Start
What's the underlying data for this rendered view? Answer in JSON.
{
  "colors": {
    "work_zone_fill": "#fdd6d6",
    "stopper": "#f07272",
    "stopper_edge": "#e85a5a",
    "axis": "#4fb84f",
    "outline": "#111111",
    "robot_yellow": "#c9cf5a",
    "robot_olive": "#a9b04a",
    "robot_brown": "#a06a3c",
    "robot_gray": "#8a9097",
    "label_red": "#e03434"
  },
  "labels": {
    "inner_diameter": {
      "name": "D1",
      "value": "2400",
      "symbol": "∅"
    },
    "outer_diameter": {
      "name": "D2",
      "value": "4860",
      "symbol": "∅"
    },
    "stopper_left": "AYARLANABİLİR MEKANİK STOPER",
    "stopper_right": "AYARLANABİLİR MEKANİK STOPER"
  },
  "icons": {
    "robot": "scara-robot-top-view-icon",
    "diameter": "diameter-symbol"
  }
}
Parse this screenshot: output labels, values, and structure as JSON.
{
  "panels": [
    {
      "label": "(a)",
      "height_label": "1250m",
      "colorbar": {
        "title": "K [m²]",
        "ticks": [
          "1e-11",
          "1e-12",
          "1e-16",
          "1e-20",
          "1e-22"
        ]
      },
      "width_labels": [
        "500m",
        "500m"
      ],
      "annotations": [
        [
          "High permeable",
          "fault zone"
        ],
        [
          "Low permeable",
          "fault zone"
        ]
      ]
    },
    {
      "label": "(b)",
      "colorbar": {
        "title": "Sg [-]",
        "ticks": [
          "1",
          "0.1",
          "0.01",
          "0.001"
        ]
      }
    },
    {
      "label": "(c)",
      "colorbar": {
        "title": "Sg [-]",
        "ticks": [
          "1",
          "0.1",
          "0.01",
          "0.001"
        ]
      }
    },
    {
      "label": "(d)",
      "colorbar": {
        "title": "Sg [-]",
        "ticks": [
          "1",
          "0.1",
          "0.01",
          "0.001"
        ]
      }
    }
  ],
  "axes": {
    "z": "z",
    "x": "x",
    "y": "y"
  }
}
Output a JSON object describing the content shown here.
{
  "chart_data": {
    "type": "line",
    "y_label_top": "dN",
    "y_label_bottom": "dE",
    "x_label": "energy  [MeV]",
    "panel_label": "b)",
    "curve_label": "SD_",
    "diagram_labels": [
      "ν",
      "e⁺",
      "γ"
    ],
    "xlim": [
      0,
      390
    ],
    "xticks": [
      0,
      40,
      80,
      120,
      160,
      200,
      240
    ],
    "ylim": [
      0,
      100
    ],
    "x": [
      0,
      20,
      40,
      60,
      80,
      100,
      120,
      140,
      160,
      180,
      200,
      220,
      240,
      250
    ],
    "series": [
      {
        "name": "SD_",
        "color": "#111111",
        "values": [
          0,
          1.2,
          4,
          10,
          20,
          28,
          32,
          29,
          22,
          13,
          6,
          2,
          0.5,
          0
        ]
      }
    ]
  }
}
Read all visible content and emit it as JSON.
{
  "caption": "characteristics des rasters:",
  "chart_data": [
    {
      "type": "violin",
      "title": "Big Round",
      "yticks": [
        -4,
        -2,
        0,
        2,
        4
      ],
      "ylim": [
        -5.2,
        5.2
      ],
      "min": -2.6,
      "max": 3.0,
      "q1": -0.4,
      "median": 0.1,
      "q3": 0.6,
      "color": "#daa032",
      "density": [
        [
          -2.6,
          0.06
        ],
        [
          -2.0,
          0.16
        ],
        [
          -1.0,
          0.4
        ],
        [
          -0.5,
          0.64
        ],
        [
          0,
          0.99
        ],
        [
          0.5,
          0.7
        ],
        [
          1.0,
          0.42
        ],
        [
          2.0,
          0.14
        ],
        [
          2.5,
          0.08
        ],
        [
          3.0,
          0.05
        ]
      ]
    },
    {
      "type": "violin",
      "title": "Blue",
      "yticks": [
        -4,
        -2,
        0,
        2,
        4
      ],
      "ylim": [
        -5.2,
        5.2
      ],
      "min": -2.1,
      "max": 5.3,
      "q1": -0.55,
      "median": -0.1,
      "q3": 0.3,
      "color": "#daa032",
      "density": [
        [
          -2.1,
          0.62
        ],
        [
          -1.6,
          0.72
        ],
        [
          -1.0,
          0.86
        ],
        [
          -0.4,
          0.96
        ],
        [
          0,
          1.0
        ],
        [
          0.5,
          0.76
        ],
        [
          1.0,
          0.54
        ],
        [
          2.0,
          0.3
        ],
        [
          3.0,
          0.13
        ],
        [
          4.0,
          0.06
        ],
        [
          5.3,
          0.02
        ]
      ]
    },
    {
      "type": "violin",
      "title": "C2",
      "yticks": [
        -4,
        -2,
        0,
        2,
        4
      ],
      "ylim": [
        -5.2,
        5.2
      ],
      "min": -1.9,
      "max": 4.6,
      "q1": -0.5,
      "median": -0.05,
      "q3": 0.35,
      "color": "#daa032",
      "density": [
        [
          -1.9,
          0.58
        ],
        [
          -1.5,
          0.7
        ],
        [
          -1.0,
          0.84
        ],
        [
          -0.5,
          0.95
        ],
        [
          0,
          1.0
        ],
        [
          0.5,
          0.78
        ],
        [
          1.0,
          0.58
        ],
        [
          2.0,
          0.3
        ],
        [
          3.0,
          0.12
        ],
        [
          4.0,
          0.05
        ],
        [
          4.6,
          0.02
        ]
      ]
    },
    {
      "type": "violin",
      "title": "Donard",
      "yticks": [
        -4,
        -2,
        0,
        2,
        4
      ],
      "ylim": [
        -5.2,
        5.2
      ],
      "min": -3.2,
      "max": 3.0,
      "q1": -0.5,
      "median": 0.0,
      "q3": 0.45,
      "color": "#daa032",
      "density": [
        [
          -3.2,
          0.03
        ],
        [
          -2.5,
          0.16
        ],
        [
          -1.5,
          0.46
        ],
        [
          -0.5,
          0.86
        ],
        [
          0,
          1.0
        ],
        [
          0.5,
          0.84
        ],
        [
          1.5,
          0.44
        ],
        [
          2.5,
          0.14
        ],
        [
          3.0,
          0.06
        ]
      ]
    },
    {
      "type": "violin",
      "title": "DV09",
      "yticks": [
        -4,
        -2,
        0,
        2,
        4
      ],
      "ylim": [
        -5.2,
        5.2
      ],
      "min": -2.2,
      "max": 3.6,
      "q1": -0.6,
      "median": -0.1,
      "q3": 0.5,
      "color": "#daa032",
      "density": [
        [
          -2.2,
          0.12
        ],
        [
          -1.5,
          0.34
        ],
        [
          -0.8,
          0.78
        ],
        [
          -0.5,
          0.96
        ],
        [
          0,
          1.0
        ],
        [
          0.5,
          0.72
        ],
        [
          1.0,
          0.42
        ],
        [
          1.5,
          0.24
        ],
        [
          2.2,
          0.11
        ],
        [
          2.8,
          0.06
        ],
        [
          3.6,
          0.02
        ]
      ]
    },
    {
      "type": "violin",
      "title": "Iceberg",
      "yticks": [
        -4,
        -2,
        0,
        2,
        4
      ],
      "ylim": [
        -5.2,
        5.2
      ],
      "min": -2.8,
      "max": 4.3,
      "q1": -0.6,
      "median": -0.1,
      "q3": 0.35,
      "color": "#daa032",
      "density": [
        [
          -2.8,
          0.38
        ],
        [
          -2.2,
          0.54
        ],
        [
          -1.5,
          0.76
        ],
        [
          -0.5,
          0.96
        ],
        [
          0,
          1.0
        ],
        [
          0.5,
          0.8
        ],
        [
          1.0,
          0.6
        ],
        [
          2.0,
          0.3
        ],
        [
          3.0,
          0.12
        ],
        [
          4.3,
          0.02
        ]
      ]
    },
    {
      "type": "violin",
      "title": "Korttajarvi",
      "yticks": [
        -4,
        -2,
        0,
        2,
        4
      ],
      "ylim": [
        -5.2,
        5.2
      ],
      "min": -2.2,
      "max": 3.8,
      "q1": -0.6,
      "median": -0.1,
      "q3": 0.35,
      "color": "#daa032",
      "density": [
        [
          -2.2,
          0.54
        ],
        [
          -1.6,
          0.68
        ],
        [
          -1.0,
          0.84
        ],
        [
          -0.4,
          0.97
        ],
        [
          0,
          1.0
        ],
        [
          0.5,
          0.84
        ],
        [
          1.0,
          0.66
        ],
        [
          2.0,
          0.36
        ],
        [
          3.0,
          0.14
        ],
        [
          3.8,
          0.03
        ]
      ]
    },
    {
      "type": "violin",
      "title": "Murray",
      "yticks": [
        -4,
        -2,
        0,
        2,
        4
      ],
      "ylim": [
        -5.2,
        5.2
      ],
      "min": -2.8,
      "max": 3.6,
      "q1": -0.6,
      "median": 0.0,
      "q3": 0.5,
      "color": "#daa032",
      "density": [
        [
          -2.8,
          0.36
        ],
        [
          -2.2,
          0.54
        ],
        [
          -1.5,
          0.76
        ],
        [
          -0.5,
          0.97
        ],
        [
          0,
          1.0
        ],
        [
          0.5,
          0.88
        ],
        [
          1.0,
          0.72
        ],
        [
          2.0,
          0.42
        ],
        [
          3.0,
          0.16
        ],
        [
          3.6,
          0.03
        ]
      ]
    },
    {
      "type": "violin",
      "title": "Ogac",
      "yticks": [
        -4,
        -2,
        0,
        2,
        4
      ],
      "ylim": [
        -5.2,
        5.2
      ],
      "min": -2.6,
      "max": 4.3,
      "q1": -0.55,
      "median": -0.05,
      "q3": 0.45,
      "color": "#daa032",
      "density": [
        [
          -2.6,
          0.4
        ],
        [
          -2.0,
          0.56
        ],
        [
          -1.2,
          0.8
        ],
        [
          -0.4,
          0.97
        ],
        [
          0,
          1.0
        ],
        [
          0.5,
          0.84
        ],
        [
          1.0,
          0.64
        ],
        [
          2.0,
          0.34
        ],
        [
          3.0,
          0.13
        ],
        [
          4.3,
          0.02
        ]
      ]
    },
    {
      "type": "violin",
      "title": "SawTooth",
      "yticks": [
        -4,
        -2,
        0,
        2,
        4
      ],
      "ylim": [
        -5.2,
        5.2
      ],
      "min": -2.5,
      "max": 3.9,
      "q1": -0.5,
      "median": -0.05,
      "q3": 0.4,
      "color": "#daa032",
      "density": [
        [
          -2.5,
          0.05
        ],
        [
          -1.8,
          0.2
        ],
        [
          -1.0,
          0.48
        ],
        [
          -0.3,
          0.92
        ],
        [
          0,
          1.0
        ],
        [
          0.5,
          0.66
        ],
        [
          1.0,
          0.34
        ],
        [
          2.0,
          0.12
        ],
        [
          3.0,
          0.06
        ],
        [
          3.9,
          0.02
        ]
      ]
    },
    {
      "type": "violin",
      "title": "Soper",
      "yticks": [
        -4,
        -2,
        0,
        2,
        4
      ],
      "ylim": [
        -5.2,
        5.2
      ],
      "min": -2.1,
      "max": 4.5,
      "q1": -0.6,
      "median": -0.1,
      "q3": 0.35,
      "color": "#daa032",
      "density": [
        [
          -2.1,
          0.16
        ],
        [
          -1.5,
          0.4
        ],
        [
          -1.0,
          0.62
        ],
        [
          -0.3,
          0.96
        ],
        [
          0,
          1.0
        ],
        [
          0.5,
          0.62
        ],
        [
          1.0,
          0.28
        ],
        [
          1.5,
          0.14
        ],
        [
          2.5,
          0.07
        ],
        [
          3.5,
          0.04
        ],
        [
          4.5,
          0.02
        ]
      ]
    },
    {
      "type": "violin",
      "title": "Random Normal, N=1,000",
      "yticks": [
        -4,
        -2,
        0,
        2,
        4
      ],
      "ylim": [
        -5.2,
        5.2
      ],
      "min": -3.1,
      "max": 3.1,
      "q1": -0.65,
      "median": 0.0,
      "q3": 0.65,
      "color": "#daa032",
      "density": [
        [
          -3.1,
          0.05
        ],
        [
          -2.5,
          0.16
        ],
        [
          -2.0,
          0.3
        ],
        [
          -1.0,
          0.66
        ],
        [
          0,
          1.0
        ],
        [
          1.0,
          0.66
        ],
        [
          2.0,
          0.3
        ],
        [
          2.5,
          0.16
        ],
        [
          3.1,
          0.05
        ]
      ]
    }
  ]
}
End
Your instructions: For the string "this", count the lines of the entries above that include it; answer with the number only.

Complete output: 2